Figure contents as structured data
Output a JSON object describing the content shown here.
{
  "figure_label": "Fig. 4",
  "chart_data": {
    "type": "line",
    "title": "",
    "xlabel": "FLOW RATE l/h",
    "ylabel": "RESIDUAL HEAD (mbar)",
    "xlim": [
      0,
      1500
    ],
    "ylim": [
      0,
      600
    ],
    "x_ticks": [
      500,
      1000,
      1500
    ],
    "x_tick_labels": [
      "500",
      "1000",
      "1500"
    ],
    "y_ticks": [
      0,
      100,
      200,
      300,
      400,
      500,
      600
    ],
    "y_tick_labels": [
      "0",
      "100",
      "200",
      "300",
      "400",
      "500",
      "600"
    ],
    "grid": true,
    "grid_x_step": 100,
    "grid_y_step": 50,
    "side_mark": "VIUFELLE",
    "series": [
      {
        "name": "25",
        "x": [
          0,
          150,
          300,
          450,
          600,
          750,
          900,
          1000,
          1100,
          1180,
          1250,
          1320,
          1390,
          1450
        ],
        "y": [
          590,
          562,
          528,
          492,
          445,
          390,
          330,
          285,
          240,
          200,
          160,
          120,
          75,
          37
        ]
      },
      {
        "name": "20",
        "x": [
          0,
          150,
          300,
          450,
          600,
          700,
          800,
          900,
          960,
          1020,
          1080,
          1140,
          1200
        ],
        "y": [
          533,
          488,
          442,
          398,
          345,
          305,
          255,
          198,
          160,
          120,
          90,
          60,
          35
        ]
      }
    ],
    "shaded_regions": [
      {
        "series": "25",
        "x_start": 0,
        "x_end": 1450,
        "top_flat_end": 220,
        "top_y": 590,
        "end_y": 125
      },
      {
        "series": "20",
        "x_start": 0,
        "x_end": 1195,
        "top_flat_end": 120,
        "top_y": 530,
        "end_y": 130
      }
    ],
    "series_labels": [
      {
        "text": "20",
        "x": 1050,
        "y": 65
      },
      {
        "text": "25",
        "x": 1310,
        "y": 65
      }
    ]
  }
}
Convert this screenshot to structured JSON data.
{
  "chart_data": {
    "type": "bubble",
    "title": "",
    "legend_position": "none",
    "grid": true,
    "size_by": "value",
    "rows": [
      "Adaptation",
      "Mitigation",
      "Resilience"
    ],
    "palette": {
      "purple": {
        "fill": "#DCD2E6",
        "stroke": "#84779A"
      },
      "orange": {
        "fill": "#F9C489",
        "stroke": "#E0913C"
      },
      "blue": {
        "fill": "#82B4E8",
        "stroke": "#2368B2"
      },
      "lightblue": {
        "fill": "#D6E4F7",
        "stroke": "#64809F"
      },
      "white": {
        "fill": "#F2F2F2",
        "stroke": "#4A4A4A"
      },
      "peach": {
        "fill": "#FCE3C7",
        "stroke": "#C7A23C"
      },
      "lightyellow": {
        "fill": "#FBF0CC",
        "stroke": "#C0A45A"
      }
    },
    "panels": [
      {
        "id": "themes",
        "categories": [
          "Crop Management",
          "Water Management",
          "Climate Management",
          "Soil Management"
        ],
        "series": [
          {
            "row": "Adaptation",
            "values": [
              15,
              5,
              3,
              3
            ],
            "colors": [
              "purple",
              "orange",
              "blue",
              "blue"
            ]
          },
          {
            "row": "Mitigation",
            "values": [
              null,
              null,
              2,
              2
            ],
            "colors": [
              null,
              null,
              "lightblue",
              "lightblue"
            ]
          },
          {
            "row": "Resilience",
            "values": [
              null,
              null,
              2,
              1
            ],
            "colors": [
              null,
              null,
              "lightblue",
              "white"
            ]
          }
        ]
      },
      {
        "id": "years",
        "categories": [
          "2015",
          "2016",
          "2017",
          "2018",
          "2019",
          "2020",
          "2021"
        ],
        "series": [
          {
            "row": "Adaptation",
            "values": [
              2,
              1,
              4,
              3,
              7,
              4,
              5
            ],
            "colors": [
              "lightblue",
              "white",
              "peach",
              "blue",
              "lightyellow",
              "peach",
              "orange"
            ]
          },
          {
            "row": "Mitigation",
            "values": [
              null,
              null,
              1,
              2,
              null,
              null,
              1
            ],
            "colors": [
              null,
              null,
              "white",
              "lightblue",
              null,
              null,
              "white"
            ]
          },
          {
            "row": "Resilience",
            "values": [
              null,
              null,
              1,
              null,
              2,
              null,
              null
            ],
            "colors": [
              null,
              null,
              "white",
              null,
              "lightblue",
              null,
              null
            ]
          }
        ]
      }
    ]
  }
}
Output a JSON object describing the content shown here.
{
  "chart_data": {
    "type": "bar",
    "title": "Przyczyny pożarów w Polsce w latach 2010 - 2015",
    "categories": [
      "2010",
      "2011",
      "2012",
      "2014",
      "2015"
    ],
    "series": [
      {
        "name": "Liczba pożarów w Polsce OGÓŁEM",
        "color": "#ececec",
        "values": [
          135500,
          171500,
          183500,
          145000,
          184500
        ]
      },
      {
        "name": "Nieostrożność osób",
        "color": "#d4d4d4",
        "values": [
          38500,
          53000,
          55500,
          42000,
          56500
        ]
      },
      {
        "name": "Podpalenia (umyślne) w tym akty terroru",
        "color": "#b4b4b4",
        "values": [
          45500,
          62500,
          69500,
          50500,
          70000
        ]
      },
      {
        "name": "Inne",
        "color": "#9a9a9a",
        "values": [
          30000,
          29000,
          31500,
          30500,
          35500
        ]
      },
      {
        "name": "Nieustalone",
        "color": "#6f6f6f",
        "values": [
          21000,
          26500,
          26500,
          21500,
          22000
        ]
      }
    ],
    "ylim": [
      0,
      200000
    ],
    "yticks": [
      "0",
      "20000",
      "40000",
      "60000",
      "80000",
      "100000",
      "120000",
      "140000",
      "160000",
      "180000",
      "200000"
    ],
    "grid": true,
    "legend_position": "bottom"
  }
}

- [TO DO]: Write out the full listing exactly as given.

- [TASK OUTPUT]:
Output a JSON object describing the content shown here.
{
  "figure_label": "Fig. 4",
  "chart_data": {
    "type": "line",
    "title": "",
    "xlabel": "FLOW RATE l/h",
    "ylabel": "RESIDUAL HEAD (mbar)",
    "xlim": [
      0,
      1500
    ],
    "ylim": [
      0,
      600
    ],
    "x_ticks": [
      500,
      1000,
      1500
    ],
    "x_tick_labels": [
      "500",
      "1000",
      "1500"
    ],
    "y_ticks": [
      0,
      100,
      200,
      300,
      400,
      500,
      600
    ],
    "y_tick_labels": [
      "0",
      "100",
      "200",
      "300",
      "400",
      "500",
      "600"
    ],
    "grid": true,
    "grid_x_step": 100,
    "grid_y_step": 50,
    "side_mark": "VIUFELLE",
    "series": [
      {
        "name": "25",
        "x": [
          0,
          150,
          300,
          450,
          600,
          750,
          900,
          1000,
          1100,
          1180,
          1250,
          1320,
          1390,
          1450
        ],
        "y": [
          590,
          562,
          528,
          492,
          445,
          390,
          330,
          285,
          240,
          200,
          160,
          120,
          75,
          37
        ]
      },
      {
        "name": "20",
        "x": [
          0,
          150,
          300,
          450,
          600,
          700,
          800,
          900,
          960,
          1020,
          1080,
          1140,
          1200
        ],
        "y": [
          533,
          488,
          442,
          398,
          345,
          305,
          255,
          198,
          160,
          120,
          90,
          60,
          35
        ]
      }
    ],
    "shaded_regions": [
      {
        "series": "25",
        "x_start": 0,
        "x_end": 1450,
        "top_flat_end": 220,
        "top_y": 590,
        "end_y": 125
      },
      {
        "series": "20",
        "x_start": 0,
        "x_end": 1195,
        "top_flat_end": 120,
        "top_y": 530,
        "end_y": 130
      }
    ],
    "series_labels": [
      {
        "text": "20",
        "x": 1050,
        "y": 65
      },
      {
        "text": "25",
        "x": 1310,
        "y": 65
      }
    ]
  }
}
Convert this screenshot to structured JSON data.
{
  "chart_data": {
    "type": "bubble",
    "title": "",
    "legend_position": "none",
    "grid": true,
    "size_by": "value",
    "rows": [
      "Adaptation",
      "Mitigation",
      "Resilience"
    ],
    "palette": {
      "purple": {
        "fill": "#DCD2E6",
        "stroke": "#84779A"
      },
      "orange": {
        "fill": "#F9C489",
        "stroke": "#E0913C"
      },
      "blue": {
        "fill": "#82B4E8",
        "stroke": "#2368B2"
      },
      "lightblue": {
        "fill": "#D6E4F7",
        "stroke": "#64809F"
      },
      "white": {
        "fill": "#F2F2F2",
        "stroke": "#4A4A4A"
      },
      "peach": {
        "fill": "#FCE3C7",
        "stroke": "#C7A23C"
      },
      "lightyellow": {
        "fill": "#FBF0CC",
        "stroke": "#C0A45A"
      }
    },
    "panels": [
      {
        "id": "themes",
        "categories": [
          "Crop Management",
          "Water Management",
          "Climate Management",
          "Soil Management"
        ],
        "series": [
          {
            "row": "Adaptation",
            "values": [
              15,
              5,
              3,
              3
            ],
            "colors": [
              "purple",
              "orange",
              "blue",
              "blue"
            ]
          },
          {
            "row": "Mitigation",
            "values": [
              null,
              null,
              2,
              2
            ],
            "colors": [
              null,
              null,
              "lightblue",
              "lightblue"
            ]
          },
          {
            "row": "Resilience",
            "values": [
              null,
              null,
              2,
              1
            ],
            "colors": [
              null,
              null,
              "lightblue",
              "white"
            ]
          }
        ]
      },
      {
        "id": "years",
        "categories": [
          "2015",
          "2016",
          "2017",
          "2018",
          "2019",
          "2020",
          "2021"
        ],
        "series": [
          {
            "row": "Adaptation",
            "values": [
              2,
              1,
              4,
              3,
              7,
              4,
              5
            ],
            "colors": [
              "lightblue",
              "white",
              "peach",
              "blue",
              "lightyellow",
              "peach",
              "orange"
            ]
          },
          {
            "row": "Mitigation",
            "values": [
              null,
              null,
              1,
              2,
              null,
              null,
              1
            ],
            "colors": [
              null,
              null,
              "white",
              "lightblue",
              null,
              null,
              "white"
            ]
          },
          {
            "row": "Resilience",
            "values": [
              null,
              null,
              1,
              null,
              2,
              null,
              null
            ],
            "colors": [
              null,
              null,
              "white",
              null,
              "lightblue",
              null,
              null
            ]
          }
        ]
      }
    ]
  }
}
Output a JSON object describing the content shown here.
{
  "chart_data": {
    "type": "bar",
    "title": "Przyczyny pożarów w Polsce w latach 2010 - 2015",
    "categories": [
      "2010",
      "2011",
      "2012",
      "2014",
      "2015"
    ],
    "series": [
      {
        "name": "Liczba pożarów w Polsce OGÓŁEM",
        "color": "#ececec",
        "values": [
          135500,
          171500,
          183500,
          145000,
          184500
        ]
      },
      {
        "name": "Nieostrożność osób",
        "color": "#d4d4d4",
        "values": [
          38500,
          53000,
          55500,
          42000,
          56500
        ]
      },
      {
        "name": "Podpalenia (umyślne) w tym akty terroru",
        "color": "#b4b4b4",
        "values": [
          45500,
          62500,
          69500,
          50500,
          70000
        ]
      },
      {
        "name": "Inne",
        "color": "#9a9a9a",
        "values": [
          30000,
          29000,
          31500,
          30500,
          35500
        ]
      },
      {
        "name": "Nieustalone",
        "color": "#6f6f6f",
        "values": [
          21000,
          26500,
          26500,
          21500,
          22000
        ]
      }
    ],
    "ylim": [
      0,
      200000
    ],
    "yticks": [
      "0",
      "20000",
      "40000",
      "60000",
      "80000",
      "100000",
      "120000",
      "140000",
      "160000",
      "180000",
      "200000"
    ],
    "grid": true,
    "legend_position": "bottom"
  }
}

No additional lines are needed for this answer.